Supplied data
::::

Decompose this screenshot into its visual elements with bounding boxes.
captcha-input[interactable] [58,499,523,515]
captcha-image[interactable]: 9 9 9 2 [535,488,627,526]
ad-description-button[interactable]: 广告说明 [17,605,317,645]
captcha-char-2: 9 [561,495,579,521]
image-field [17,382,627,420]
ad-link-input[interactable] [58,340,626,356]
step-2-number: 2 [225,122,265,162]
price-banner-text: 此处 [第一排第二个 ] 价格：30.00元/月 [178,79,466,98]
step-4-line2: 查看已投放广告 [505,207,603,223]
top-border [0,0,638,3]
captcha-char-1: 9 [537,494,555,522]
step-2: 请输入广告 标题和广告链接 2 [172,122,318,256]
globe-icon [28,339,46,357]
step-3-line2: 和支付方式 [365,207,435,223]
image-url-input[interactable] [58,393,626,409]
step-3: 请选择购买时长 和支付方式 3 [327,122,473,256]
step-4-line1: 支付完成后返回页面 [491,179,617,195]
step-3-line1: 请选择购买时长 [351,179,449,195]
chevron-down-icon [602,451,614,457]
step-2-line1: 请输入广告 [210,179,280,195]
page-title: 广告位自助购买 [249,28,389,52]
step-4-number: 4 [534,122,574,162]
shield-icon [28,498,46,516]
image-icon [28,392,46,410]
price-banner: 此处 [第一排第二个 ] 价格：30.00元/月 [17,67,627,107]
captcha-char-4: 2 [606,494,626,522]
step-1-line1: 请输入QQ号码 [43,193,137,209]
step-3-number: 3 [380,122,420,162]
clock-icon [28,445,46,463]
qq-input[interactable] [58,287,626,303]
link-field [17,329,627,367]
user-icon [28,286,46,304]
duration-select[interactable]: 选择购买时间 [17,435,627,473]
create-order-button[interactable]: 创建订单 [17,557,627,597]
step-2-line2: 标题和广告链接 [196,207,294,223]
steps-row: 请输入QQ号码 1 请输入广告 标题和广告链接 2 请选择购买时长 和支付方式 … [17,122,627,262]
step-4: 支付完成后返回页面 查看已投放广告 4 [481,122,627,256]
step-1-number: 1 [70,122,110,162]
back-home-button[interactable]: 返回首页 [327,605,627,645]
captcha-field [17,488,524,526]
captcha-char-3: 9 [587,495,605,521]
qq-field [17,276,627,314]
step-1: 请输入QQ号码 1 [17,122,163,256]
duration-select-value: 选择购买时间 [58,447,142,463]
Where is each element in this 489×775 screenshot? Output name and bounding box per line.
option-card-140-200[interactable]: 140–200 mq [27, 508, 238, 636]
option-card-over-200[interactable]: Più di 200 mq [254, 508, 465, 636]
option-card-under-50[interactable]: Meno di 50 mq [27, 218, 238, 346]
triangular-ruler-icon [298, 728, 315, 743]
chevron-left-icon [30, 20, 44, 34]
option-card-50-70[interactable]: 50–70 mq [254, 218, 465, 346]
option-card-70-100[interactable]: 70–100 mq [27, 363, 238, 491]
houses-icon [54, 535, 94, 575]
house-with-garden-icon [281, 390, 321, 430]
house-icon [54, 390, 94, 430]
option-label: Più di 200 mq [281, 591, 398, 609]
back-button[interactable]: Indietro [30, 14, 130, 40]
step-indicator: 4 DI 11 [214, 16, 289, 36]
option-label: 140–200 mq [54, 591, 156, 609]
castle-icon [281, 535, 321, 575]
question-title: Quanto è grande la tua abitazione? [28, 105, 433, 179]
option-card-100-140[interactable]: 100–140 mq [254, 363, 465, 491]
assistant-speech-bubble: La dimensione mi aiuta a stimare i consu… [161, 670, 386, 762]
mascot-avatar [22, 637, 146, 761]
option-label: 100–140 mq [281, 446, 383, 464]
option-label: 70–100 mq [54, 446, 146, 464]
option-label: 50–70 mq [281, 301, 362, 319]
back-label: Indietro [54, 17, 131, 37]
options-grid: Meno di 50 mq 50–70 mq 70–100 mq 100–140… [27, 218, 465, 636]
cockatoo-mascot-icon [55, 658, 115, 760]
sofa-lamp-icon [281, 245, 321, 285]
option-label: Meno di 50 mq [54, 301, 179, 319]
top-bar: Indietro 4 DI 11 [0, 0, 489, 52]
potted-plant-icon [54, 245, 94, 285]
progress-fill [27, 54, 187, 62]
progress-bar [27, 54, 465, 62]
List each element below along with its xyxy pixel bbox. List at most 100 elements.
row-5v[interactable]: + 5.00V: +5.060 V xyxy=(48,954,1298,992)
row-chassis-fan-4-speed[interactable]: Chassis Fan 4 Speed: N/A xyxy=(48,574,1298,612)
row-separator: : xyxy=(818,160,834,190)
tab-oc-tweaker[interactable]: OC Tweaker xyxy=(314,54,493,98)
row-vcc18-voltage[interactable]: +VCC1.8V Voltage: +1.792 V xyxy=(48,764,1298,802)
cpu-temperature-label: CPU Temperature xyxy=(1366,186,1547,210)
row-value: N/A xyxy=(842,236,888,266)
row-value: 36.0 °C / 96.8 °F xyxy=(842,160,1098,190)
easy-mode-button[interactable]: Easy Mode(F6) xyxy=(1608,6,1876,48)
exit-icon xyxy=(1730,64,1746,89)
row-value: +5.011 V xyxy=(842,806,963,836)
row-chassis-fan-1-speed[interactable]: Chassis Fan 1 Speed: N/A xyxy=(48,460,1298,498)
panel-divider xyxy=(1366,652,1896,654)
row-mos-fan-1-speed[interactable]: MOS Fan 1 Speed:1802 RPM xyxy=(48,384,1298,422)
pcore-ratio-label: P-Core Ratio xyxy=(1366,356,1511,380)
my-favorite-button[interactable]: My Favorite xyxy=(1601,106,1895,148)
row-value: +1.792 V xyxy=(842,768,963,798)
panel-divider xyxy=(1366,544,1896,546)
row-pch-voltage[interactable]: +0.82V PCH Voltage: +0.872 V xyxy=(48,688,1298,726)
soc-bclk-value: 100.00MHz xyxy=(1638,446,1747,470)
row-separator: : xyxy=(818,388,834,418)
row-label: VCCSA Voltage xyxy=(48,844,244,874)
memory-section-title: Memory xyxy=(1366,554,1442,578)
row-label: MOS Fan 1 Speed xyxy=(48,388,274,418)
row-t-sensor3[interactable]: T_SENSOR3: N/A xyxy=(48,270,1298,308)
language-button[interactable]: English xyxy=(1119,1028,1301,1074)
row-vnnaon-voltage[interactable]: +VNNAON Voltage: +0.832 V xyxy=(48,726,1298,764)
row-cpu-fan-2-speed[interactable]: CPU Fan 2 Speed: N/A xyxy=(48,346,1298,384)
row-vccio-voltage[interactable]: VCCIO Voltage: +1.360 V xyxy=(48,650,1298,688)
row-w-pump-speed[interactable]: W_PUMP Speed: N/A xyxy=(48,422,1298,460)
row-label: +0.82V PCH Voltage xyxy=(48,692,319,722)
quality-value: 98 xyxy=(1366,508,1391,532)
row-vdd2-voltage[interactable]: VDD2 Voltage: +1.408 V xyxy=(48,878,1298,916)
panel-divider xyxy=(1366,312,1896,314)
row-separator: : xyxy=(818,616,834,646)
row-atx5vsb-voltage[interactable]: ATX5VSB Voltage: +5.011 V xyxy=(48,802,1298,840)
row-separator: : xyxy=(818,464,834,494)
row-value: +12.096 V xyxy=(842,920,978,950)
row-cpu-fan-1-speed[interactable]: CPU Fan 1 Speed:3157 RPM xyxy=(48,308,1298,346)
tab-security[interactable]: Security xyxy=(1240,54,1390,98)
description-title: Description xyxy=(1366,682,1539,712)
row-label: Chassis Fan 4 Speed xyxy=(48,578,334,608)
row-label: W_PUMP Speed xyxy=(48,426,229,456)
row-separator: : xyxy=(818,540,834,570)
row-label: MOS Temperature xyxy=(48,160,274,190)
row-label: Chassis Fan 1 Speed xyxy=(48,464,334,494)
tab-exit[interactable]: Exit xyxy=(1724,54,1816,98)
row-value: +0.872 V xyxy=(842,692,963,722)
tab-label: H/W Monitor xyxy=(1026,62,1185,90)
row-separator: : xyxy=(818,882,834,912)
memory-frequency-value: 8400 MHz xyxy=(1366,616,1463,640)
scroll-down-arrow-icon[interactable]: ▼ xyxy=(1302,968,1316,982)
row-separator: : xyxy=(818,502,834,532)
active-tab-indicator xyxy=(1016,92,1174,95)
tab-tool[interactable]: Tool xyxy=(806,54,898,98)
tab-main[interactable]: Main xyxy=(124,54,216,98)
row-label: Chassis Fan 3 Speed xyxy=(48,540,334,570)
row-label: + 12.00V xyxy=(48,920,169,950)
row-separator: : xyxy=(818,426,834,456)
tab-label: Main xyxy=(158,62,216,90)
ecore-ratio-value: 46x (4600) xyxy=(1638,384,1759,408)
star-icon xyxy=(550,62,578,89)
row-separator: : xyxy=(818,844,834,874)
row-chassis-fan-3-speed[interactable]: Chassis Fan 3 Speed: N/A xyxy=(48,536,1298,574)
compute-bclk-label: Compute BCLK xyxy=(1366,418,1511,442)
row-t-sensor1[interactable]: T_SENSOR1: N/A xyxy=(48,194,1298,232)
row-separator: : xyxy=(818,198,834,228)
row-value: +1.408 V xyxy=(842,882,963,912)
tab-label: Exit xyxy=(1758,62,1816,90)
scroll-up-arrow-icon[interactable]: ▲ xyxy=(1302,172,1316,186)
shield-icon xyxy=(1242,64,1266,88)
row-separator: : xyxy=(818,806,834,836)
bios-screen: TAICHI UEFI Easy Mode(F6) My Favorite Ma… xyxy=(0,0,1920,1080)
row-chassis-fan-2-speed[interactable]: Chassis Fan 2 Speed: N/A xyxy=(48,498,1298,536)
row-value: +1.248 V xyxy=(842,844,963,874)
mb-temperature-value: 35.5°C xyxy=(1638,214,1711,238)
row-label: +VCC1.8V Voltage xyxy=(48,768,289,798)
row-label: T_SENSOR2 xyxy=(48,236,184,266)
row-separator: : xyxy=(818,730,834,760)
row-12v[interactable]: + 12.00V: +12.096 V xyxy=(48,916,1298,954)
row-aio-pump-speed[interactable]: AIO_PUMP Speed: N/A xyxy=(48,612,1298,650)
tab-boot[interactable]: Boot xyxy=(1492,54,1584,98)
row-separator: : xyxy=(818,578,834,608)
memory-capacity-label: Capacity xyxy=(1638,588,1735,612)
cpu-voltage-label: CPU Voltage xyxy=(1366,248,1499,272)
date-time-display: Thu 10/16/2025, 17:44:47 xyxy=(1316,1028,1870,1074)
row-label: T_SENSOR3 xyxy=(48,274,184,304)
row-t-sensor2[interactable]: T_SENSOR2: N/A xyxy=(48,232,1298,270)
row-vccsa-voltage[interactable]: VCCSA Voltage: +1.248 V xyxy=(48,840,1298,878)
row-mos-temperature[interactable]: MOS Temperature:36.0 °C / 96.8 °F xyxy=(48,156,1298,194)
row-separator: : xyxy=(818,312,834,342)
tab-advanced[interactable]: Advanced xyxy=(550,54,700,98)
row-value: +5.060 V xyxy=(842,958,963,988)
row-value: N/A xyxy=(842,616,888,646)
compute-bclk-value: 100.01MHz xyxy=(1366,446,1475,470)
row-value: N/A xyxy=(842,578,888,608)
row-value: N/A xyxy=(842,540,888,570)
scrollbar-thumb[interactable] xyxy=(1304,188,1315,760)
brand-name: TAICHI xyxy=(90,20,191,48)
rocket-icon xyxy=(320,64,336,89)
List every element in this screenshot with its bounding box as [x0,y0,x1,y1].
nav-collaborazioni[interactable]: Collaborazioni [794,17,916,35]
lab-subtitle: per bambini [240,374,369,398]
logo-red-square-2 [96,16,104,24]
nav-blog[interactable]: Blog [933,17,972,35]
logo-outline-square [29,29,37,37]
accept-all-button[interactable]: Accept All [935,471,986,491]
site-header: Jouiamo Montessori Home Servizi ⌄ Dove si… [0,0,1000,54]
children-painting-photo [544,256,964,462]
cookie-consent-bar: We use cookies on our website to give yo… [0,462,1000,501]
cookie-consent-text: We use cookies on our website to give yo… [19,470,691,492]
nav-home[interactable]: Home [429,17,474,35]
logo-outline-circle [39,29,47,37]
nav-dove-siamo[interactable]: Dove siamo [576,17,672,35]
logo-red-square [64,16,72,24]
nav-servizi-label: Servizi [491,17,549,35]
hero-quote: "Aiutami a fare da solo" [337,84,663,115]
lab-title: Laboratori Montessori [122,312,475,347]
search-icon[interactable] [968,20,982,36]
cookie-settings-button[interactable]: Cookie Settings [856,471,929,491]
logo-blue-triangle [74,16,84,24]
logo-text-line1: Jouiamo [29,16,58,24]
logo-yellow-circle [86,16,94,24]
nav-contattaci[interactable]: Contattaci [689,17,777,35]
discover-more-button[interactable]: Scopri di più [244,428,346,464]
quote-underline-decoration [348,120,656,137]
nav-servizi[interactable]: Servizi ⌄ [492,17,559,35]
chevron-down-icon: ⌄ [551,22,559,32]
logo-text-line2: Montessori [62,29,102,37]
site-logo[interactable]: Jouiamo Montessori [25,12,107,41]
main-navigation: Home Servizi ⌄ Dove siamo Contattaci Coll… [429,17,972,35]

::::

Set exercise
Rewrite the lines starting at the first one and ending at the line that contains "option-card-50-70[interactable]: 50–70 mq", replacing "globe-icon" with "link-icon" and leaving everything else unchanged.

Answer to this problem
Decompose this screenshot into its visual elements with bounding boxes.
captcha-input[interactable] [58,499,523,515]
captcha-image[interactable]: 9 9 9 2 [535,488,627,526]
ad-description-button[interactable]: 广告说明 [17,605,317,645]
captcha-char-2: 9 [561,495,579,521]
image-field [17,382,627,420]
ad-link-input[interactable] [58,340,626,356]
step-2-number: 2 [225,122,265,162]
price-banner-text: 此处 [第一排第二个 ] 价格：30.00元/月 [178,79,466,98]
step-4-line2: 查看已投放广告 [505,207,603,223]
top-border [0,0,638,3]
captcha-char-1: 9 [537,494,555,522]
step-2: 请输入广告 标题和广告链接 2 [172,122,318,256]
link-icon [28,339,46,357]
step-3-line2: 和支付方式 [365,207,435,223]
image-url-input[interactable] [58,393,626,409]
step-3: 请选择购买时长 和支付方式 3 [327,122,473,256]
step-4-line1: 支付完成后返回页面 [491,179,617,195]
step-3-line1: 请选择购买时长 [351,179,449,195]
chevron-down-icon [602,451,614,457]
step-2-line1: 请输入广告 [210,179,280,195]
page-title: 广告位自助购买 [249,28,389,52]
step-4-number: 4 [534,122,574,162]
shield-icon [28,498,46,516]
image-icon [28,392,46,410]
price-banner: 此处 [第一排第二个 ] 价格：30.00元/月 [17,67,627,107]
captcha-char-4: 2 [606,494,626,522]
step-1-line1: 请输入QQ号码 [43,193,137,209]
step-3-number: 3 [380,122,420,162]
clock-icon [28,445,46,463]
qq-input[interactable] [58,287,626,303]
link-field [17,329,627,367]
user-icon [28,286,46,304]
duration-select[interactable]: 选择购买时间 [17,435,627,473]
create-order-button[interactable]: 创建订单 [17,557,627,597]
step-2-line2: 标题和广告链接 [196,207,294,223]
steps-row: 请输入QQ号码 1 请输入广告 标题和广告链接 2 请选择购买时长 和支付方式 … [17,122,627,262]
step-4: 支付完成后返回页面 查看已投放广告 4 [481,122,627,256]
step-1-number: 1 [70,122,110,162]
back-home-button[interactable]: 返回首页 [327,605,627,645]
captcha-field [17,488,524,526]
captcha-char-3: 9 [587,495,605,521]
qq-field [17,276,627,314]
step-1: 请输入QQ号码 1 [17,122,163,256]
duration-select-value: 选择购买时间 [58,447,142,463]
Where is each element in this 489×775 screenshot? Output name and bounding box per line.
option-card-140-200[interactable]: 140–200 mq [27, 508, 238, 636]
option-card-over-200[interactable]: Più di 200 mq [254, 508, 465, 636]
option-card-under-50[interactable]: Meno di 50 mq [27, 218, 238, 346]
triangular-ruler-icon [298, 728, 315, 743]
chevron-left-icon [30, 20, 44, 34]
option-card-50-70[interactable]: 50–70 mq [254, 218, 465, 346]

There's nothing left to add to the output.